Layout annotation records
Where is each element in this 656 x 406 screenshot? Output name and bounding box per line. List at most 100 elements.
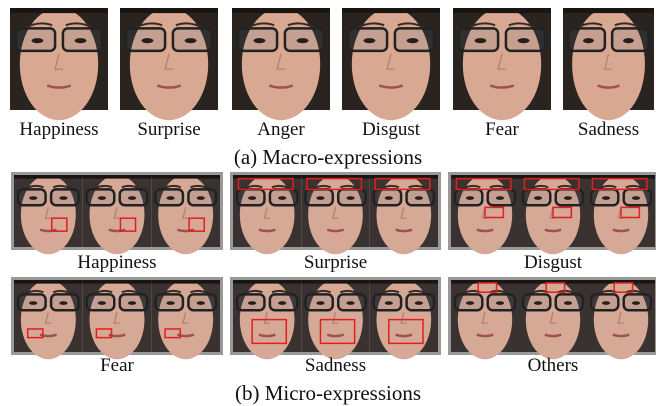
- label: Fear: [100, 355, 134, 376]
- face-image: [233, 175, 301, 254]
- face-image: [151, 175, 220, 254]
- eye: [364, 38, 376, 43]
- mouth: [396, 335, 412, 336]
- eye: [59, 301, 67, 305]
- face-image: [83, 175, 152, 254]
- face-image: [370, 175, 438, 254]
- label: Disgust: [362, 119, 421, 140]
- label: Sadness: [578, 119, 639, 140]
- label: Others: [528, 355, 579, 376]
- label: Fear: [485, 119, 519, 140]
- eye: [415, 196, 423, 200]
- mouth: [396, 230, 412, 231]
- face-image: [563, 8, 654, 120]
- face-image: [10, 8, 108, 120]
- mouth: [613, 230, 629, 231]
- label: Happiness: [19, 119, 98, 140]
- label: Surprise: [304, 252, 367, 273]
- mouth: [327, 230, 343, 231]
- face-image: [120, 8, 218, 120]
- eye: [98, 301, 106, 305]
- eye: [602, 196, 610, 200]
- hair: [10, 8, 108, 13]
- mouth: [477, 230, 493, 231]
- eye: [385, 301, 393, 305]
- eye: [59, 196, 67, 200]
- eye: [316, 196, 324, 200]
- hair: [233, 280, 301, 284]
- eye: [166, 301, 174, 305]
- eye: [346, 196, 354, 200]
- eye: [623, 38, 634, 43]
- eye: [197, 196, 205, 200]
- hair: [120, 8, 218, 13]
- face-image: [14, 280, 83, 359]
- eye: [415, 301, 423, 305]
- hair: [370, 280, 438, 284]
- face-image: [342, 8, 440, 120]
- eye: [632, 301, 640, 305]
- eye: [248, 301, 256, 305]
- face-image: [232, 8, 330, 120]
- eye: [29, 301, 37, 305]
- eye: [128, 196, 136, 200]
- eye: [142, 38, 154, 43]
- mouth: [259, 230, 275, 231]
- eye: [278, 301, 286, 305]
- label: Happiness: [77, 252, 156, 273]
- eye: [534, 301, 542, 305]
- hair: [151, 175, 220, 179]
- eye: [346, 301, 354, 305]
- hair: [151, 280, 220, 284]
- hair: [83, 280, 152, 284]
- eye: [166, 196, 174, 200]
- label: Anger: [257, 119, 305, 140]
- eye: [496, 301, 504, 305]
- eye: [564, 301, 572, 305]
- face-image: [453, 8, 551, 120]
- eye: [185, 38, 197, 43]
- eye: [128, 301, 136, 305]
- eye: [466, 301, 474, 305]
- eye: [496, 196, 504, 200]
- eye: [583, 38, 594, 43]
- eye: [534, 196, 542, 200]
- mouth: [545, 335, 561, 336]
- eye: [564, 196, 572, 200]
- mouth: [477, 335, 493, 336]
- face-image: [14, 175, 83, 254]
- label: Disgust: [524, 252, 583, 273]
- face-image: [151, 280, 220, 359]
- label: Sadness: [305, 355, 366, 376]
- eye: [297, 38, 309, 43]
- eye: [29, 196, 37, 200]
- eye: [602, 301, 610, 305]
- eye: [316, 301, 324, 305]
- face-image: [83, 280, 152, 359]
- eye: [475, 38, 487, 43]
- eye: [98, 196, 106, 200]
- eye: [632, 196, 640, 200]
- hair: [14, 280, 83, 284]
- hair: [563, 8, 654, 13]
- eye: [197, 301, 205, 305]
- hair: [232, 8, 330, 13]
- eye: [407, 38, 419, 43]
- hair: [453, 8, 551, 13]
- caption: (b) Micro-expressions: [235, 381, 421, 405]
- hair: [301, 280, 369, 284]
- face-image: [301, 175, 369, 254]
- mouth: [259, 335, 275, 336]
- hair: [342, 8, 440, 13]
- eye: [254, 38, 266, 43]
- hair: [83, 175, 152, 179]
- label: Surprise: [137, 119, 200, 140]
- figure: (a) Macro-expressions (b) Micro-expressi…: [0, 0, 656, 406]
- caption: (a) Macro-expressions: [234, 145, 422, 169]
- eye: [32, 38, 44, 43]
- mouth: [545, 230, 561, 231]
- eye: [75, 38, 87, 43]
- eye: [385, 196, 393, 200]
- mouth: [613, 335, 629, 336]
- eye: [518, 38, 530, 43]
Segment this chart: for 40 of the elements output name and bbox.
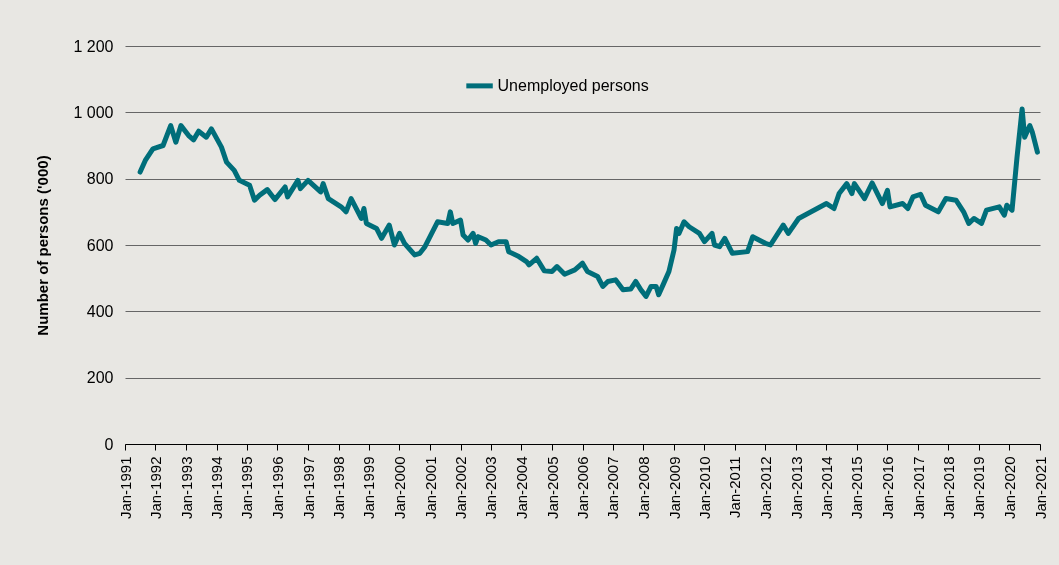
y-tick-label: 600 [86, 236, 114, 254]
x-tick-label: Jan-2008 [634, 456, 652, 520]
x-tick-label: Jan-2019 [970, 456, 988, 520]
x-tick-label: Jan-1991 [116, 456, 134, 520]
x-tick-label: Jan-2000 [390, 456, 408, 520]
y-tick-label: 400 [86, 302, 114, 320]
x-tick-label: Jan-1999 [360, 456, 378, 520]
y-tick-label: 1 000 [73, 103, 114, 121]
x-tick-label: Jan-2018 [939, 456, 957, 520]
x-tick-label: Jan-1997 [299, 456, 317, 520]
x-tick-label: Jan-2021 [1031, 456, 1049, 520]
x-tick-label: Jan-2017 [909, 456, 927, 520]
x-tick-label: Jan-2011 [726, 456, 744, 518]
x-tick-label: Jan-1998 [330, 456, 348, 520]
x-tick-label: Jan-2007 [604, 456, 622, 520]
x-tick-label: Jan-2004 [512, 456, 530, 520]
x-tick-label: Jan-2006 [574, 456, 591, 520]
x-tick-label: Jan-1993 [177, 456, 195, 520]
x-tick-label: Jan-2009 [665, 456, 683, 520]
x-tick-label: Jan-2013 [787, 456, 805, 520]
x-tick-label: Jan-2003 [482, 456, 500, 520]
x-tick-label: Jan-2015 [848, 456, 866, 520]
x-tick-label: Jan-2016 [878, 456, 896, 520]
x-tick-label: Jan-2012 [756, 456, 774, 520]
x-tick-label: Jan-2005 [543, 456, 561, 520]
y-tick-label: 0 [104, 435, 114, 453]
y-tick-label: 1 200 [73, 37, 114, 55]
x-tick-label: Jan-1992 [146, 456, 164, 520]
y-axis-title: Number of persons ('000) [34, 155, 52, 336]
x-tick-label: Jan-2001 [421, 456, 439, 520]
x-tick-label: Jan-2010 [695, 456, 713, 520]
x-tick-label: Jan-2002 [452, 456, 470, 520]
x-tick-label: Jan-2020 [1000, 456, 1018, 520]
x-tick-label: Jan-1994 [208, 456, 226, 520]
x-tick-label: Jan-1995 [238, 456, 256, 520]
x-tick-label: Jan-2014 [817, 456, 835, 520]
x-tick-label: Jan-1996 [268, 456, 286, 520]
y-tick-label: 200 [86, 369, 114, 387]
legend-label: Unemployed persons [497, 76, 649, 94]
y-tick-label: 800 [86, 170, 114, 188]
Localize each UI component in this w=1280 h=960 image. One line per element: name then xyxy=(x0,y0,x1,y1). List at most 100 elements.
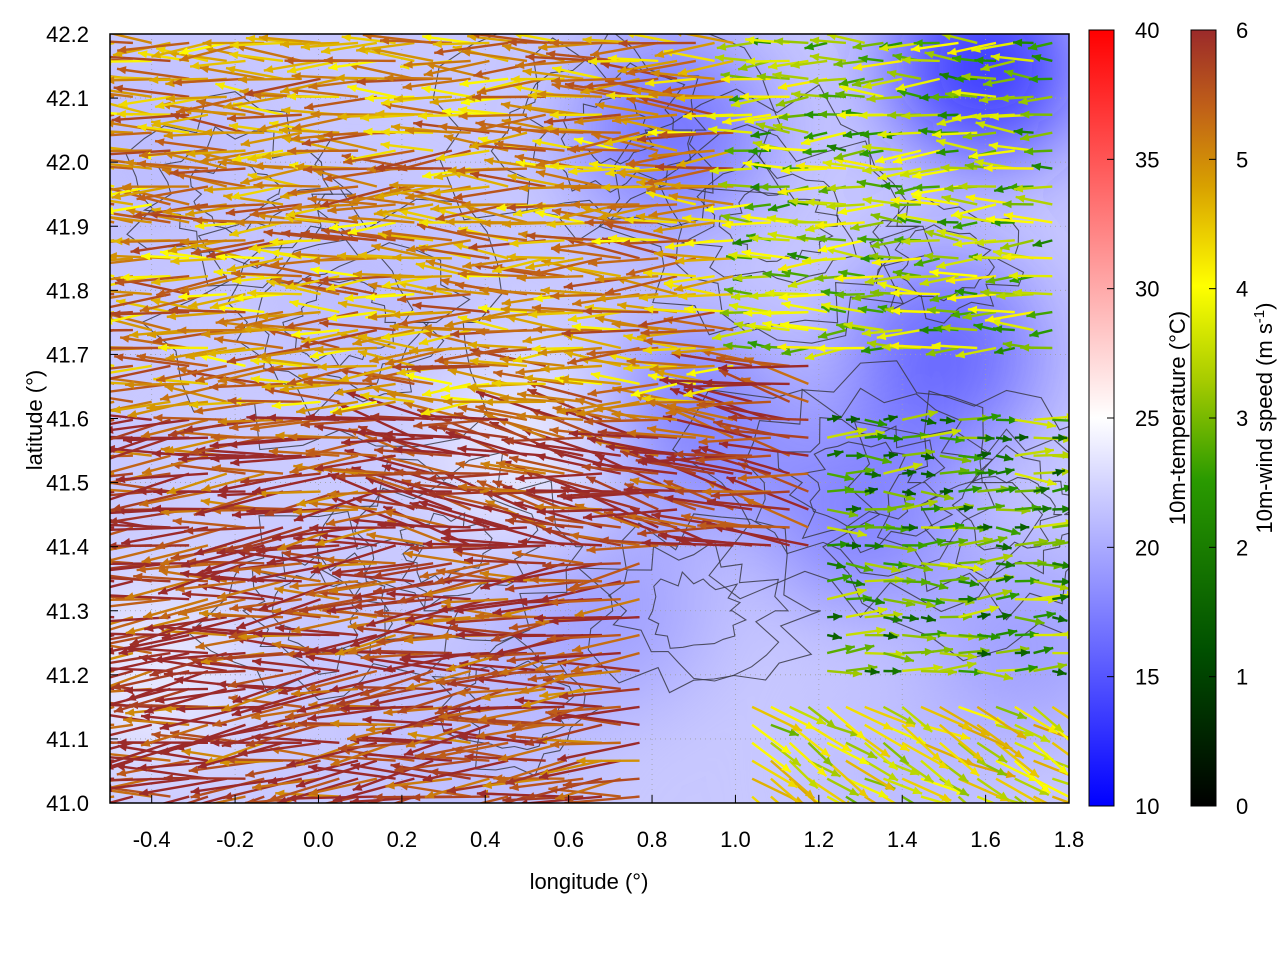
wind-arrow xyxy=(175,95,246,115)
x-tick-label: 1.4 xyxy=(887,827,918,852)
wind-arrow xyxy=(470,651,546,661)
wind-arrow xyxy=(1032,239,1053,248)
wind-arrow xyxy=(531,344,584,353)
wind-arrow xyxy=(118,95,171,108)
wind-arrow xyxy=(455,460,528,475)
wind-arrow xyxy=(704,203,753,214)
wind-arrow xyxy=(638,310,715,329)
wind-arrow xyxy=(110,651,134,661)
wind-arrow xyxy=(995,612,1012,621)
wind-arrow xyxy=(110,436,171,460)
wind-arrow xyxy=(582,508,678,521)
wind-arrow xyxy=(407,731,471,744)
y-tick-label: 41.7 xyxy=(46,342,89,367)
wind-arrow xyxy=(920,490,954,501)
wind-arrow xyxy=(123,686,209,695)
wind-arrow xyxy=(515,472,603,483)
wind-arrow xyxy=(140,418,209,439)
wind-arrow xyxy=(406,239,471,253)
wind-arrow xyxy=(549,162,603,171)
wind-arrow xyxy=(362,715,452,727)
wind-arrow xyxy=(110,436,153,454)
wind-arrow xyxy=(143,615,227,632)
wind-arrow xyxy=(403,550,471,565)
wind-arrow xyxy=(717,180,753,189)
wind-arrow xyxy=(883,434,903,443)
wind-arrow xyxy=(110,795,134,803)
wind-arrow xyxy=(1033,662,1068,673)
wind-arrow xyxy=(941,34,978,45)
wind-arrow xyxy=(456,687,528,697)
wind-arrow xyxy=(405,723,472,748)
wind-arrow xyxy=(698,445,790,475)
wind-arrow xyxy=(190,239,265,256)
wind-arrow xyxy=(883,667,902,676)
wind-arrow xyxy=(402,77,471,91)
wind-arrow xyxy=(110,274,115,278)
wind-arrow xyxy=(901,795,916,803)
wind-arrow xyxy=(164,436,228,454)
wind-arrow xyxy=(242,325,302,334)
wind-arrow xyxy=(845,705,894,731)
wind-arrow xyxy=(118,633,209,656)
wind-arrow xyxy=(999,239,1034,251)
wind-arrow xyxy=(749,234,790,243)
wind-arrow xyxy=(947,41,997,56)
wind-arrow xyxy=(827,540,850,549)
wind-arrow xyxy=(110,526,134,536)
wind-arrow xyxy=(251,472,340,495)
wind-arrow xyxy=(864,432,887,441)
contour-line xyxy=(560,95,655,165)
wind-arrow xyxy=(901,723,943,763)
wind-colorbar-tick-label: 0 xyxy=(1236,794,1248,819)
y-tick-label: 42.1 xyxy=(46,86,89,111)
wind-arrow xyxy=(110,523,171,529)
wind-arrow xyxy=(354,683,434,692)
wind-arrow xyxy=(1052,505,1069,514)
wind-arrow xyxy=(977,434,995,443)
wind-arrow xyxy=(342,149,415,165)
wind-arrow xyxy=(287,146,359,156)
wind-arrow xyxy=(359,391,415,404)
wind-arrow xyxy=(957,795,968,803)
wind-arrow xyxy=(901,562,934,573)
wind-arrow xyxy=(1051,759,1069,769)
wind-arrow xyxy=(936,228,978,242)
wind-arrow xyxy=(225,203,302,217)
wind-arrow xyxy=(958,485,982,494)
wind-arrow xyxy=(920,741,975,767)
wind-arrow xyxy=(421,85,471,98)
wind-arrow xyxy=(889,341,940,350)
wind-arrow xyxy=(157,562,246,595)
wind-arrow xyxy=(574,113,640,126)
wind-arrow xyxy=(936,147,959,157)
wind-arrow xyxy=(941,324,978,333)
wind-arrow xyxy=(1024,147,1053,156)
wind-arrow xyxy=(826,741,870,766)
wind-arrow xyxy=(287,185,359,197)
wind-arrow xyxy=(469,170,546,188)
wind-arrow xyxy=(883,462,923,475)
wind-arrow xyxy=(995,526,1021,536)
wind-arrow xyxy=(247,172,303,188)
wind-arrow xyxy=(804,41,828,51)
wind-arrow xyxy=(373,203,434,217)
wind-arrow xyxy=(544,514,621,529)
wind-colorbar: 0 1 2 3 4 5 6 10m-wind speed (m s-1) xyxy=(1190,18,1277,819)
wind-arrow xyxy=(244,77,321,97)
wind-arrow xyxy=(1027,41,1053,51)
wind-arrow xyxy=(325,555,396,565)
wind-arrow xyxy=(477,795,509,803)
wind-arrow xyxy=(383,705,453,717)
wind-arrow xyxy=(193,400,265,415)
wind-arrow xyxy=(165,346,227,362)
wind-arrow xyxy=(826,449,844,458)
wind-arrow xyxy=(227,396,302,405)
wind-arrow xyxy=(845,606,888,619)
wind-arrow xyxy=(110,472,134,478)
wind-arrow xyxy=(328,59,378,71)
temperature-colorbar: 10 15 20 25 30 35 40 10m-temperature (°C) xyxy=(1088,18,1190,819)
wind-arrow xyxy=(744,202,772,211)
wind-arrow xyxy=(876,328,922,341)
wind-arrow xyxy=(522,103,584,116)
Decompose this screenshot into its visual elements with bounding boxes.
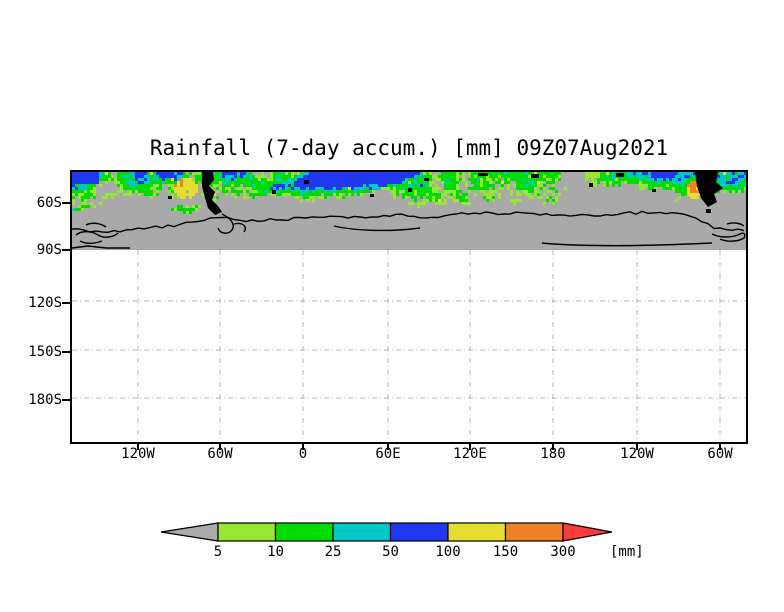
island-dot bbox=[370, 194, 374, 197]
island-dot bbox=[304, 180, 309, 184]
y-axis-tick-label: 180S bbox=[28, 392, 62, 408]
x-axis-tick bbox=[469, 444, 471, 450]
y-axis-tick-label: 150S bbox=[28, 344, 62, 360]
colorbar-segment bbox=[274, 522, 334, 542]
colorbar-segment bbox=[504, 522, 564, 542]
plot-title: Rainfall (7-day accum.) [mm] 09Z07Aug202… bbox=[149, 136, 669, 160]
island-dot bbox=[531, 174, 539, 178]
x-axis-tick-label: 60E bbox=[375, 446, 401, 462]
rainfall-raster bbox=[72, 172, 746, 214]
y-axis-tick bbox=[62, 202, 70, 204]
island-dot bbox=[478, 173, 488, 176]
colorbar-tick-label: 25 bbox=[324, 544, 342, 560]
y-axis-tick bbox=[62, 249, 70, 251]
y-axis-tick bbox=[62, 399, 70, 401]
island-dot bbox=[589, 183, 593, 187]
colorbar-tick-label: 300 bbox=[550, 544, 576, 560]
colorbar-segment bbox=[389, 522, 449, 542]
x-axis-tick-label: 0 bbox=[298, 446, 308, 462]
y-axis-tick-label: 90S bbox=[36, 242, 62, 258]
colorbar-unit-label: [mm] bbox=[610, 544, 644, 560]
x-axis-tick bbox=[137, 444, 139, 450]
colorbar-segment bbox=[217, 522, 277, 542]
x-axis-tick-label: 60W bbox=[707, 446, 733, 462]
x-axis-tick bbox=[552, 444, 554, 450]
x-axis-tick-label: 60W bbox=[207, 446, 233, 462]
colorbar-tick-label: 5 bbox=[213, 544, 223, 560]
landmass-silhouettes bbox=[168, 172, 723, 215]
colorbar-below-min-arrow bbox=[160, 522, 219, 542]
colorbar-scale bbox=[160, 522, 613, 542]
colorbar-tick-label: 100 bbox=[435, 544, 461, 560]
x-axis-tick bbox=[302, 444, 304, 450]
y-axis-tick bbox=[62, 351, 70, 353]
colorbar-above-max-arrow bbox=[562, 522, 613, 542]
island-dot bbox=[168, 196, 172, 199]
x-axis-tick-label: 120W bbox=[620, 446, 654, 462]
x-axis-tick bbox=[636, 444, 638, 450]
island-dot bbox=[424, 178, 429, 181]
graticule-grid-lines bbox=[72, 250, 746, 440]
colorbar-tick-label: 150 bbox=[492, 544, 519, 560]
colorbar-segment bbox=[332, 522, 392, 542]
x-axis-tick bbox=[719, 444, 721, 450]
y-axis-tick-label: 120S bbox=[28, 295, 62, 311]
x-axis-tick bbox=[387, 444, 389, 450]
antarctica-coastline bbox=[72, 210, 746, 249]
island-dot bbox=[616, 173, 624, 177]
x-axis-tick-label: 120E bbox=[453, 446, 487, 462]
map-plot-area bbox=[70, 170, 748, 444]
rainfall-map-canvas bbox=[72, 172, 746, 440]
x-axis-tick bbox=[219, 444, 221, 450]
colorbar-segment bbox=[447, 522, 507, 542]
island-dot bbox=[272, 190, 276, 194]
island-dot bbox=[408, 188, 412, 192]
x-axis-tick-label: 180 bbox=[540, 446, 566, 462]
y-axis-tick-label: 60S bbox=[36, 195, 62, 211]
x-axis-tick-label: 120W bbox=[121, 446, 155, 462]
y-axis-tick bbox=[62, 302, 70, 304]
colorbar-tick-label: 10 bbox=[267, 544, 284, 560]
colorbar-tick-label: 50 bbox=[382, 544, 399, 560]
island-dot bbox=[652, 189, 656, 192]
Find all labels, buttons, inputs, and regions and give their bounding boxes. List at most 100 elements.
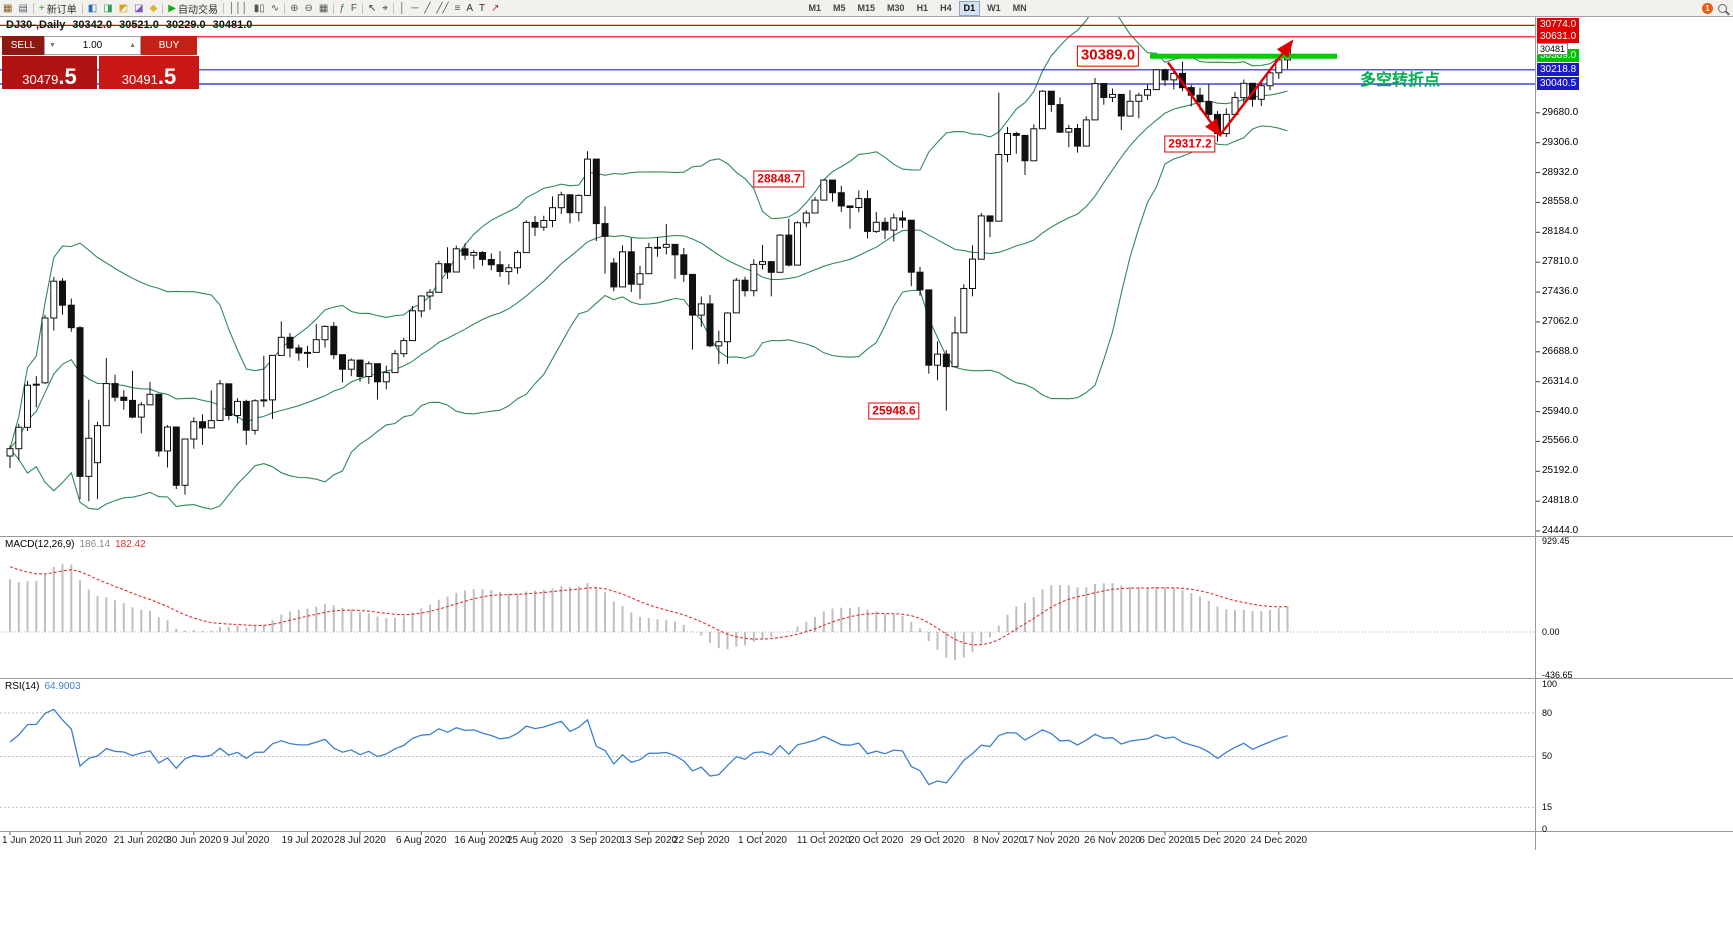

■ GOAL
Reproduce only the stretch of the material from the line containing "wind-arrow xyxy=(175,95,246,115)" through the line containing "wind-arrow xyxy=(901,723,943,763)", substituting "isoline" for "contour-line" and leaving everything else unchanged.

■ WRITTEN REPLY
wind-arrow xyxy=(175,95,246,115)
x-tick-label: 1.4 xyxy=(887,827,918,852)
wind-arrow xyxy=(470,651,546,661)
wind-arrow xyxy=(1032,239,1053,248)
wind-arrow xyxy=(531,344,584,353)
wind-arrow xyxy=(118,95,171,108)
wind-arrow xyxy=(455,460,528,475)
wind-arrow xyxy=(704,203,753,214)
wind-arrow xyxy=(638,310,715,329)
wind-arrow xyxy=(110,651,134,661)
wind-arrow xyxy=(995,612,1012,621)
wind-arrow xyxy=(110,436,171,460)
wind-arrow xyxy=(582,508,678,521)
wind-arrow xyxy=(407,731,471,744)
y-tick-label: 41.7 xyxy=(46,342,89,367)
wind-arrow xyxy=(920,490,954,501)
wind-arrow xyxy=(123,686,209,695)
wind-arrow xyxy=(515,472,603,483)
wind-arrow xyxy=(140,418,209,439)
wind-arrow xyxy=(406,239,471,253)
wind-arrow xyxy=(549,162,603,171)
wind-arrow xyxy=(362,715,452,727)
wind-arrow xyxy=(110,436,153,454)
wind-arrow xyxy=(143,615,227,632)
wind-arrow xyxy=(403,550,471,565)
wind-arrow xyxy=(717,180,753,189)
wind-arrow xyxy=(883,434,903,443)
wind-arrow xyxy=(110,795,134,803)
wind-arrow xyxy=(1033,662,1068,673)
wind-arrow xyxy=(941,34,978,45)
wind-arrow xyxy=(456,687,528,697)
wind-arrow xyxy=(405,723,472,748)
wind-arrow xyxy=(698,445,790,475)
wind-arrow xyxy=(190,239,265,256)
wind-arrow xyxy=(883,667,902,676)
wind-arrow xyxy=(402,77,471,91)
wind-arrow xyxy=(110,274,115,278)
wind-arrow xyxy=(901,795,916,803)
wind-arrow xyxy=(164,436,228,454)
wind-arrow xyxy=(242,325,302,334)
wind-arrow xyxy=(845,705,894,731)
wind-arrow xyxy=(118,633,209,656)
wind-arrow xyxy=(999,239,1034,251)
wind-arrow xyxy=(749,234,790,243)
wind-arrow xyxy=(947,41,997,56)
wind-arrow xyxy=(827,540,850,549)
wind-arrow xyxy=(110,526,134,536)
wind-arrow xyxy=(251,472,340,495)
wind-arrow xyxy=(864,432,887,441)
isoline xyxy=(560,95,655,165)
wind-arrow xyxy=(901,723,943,763)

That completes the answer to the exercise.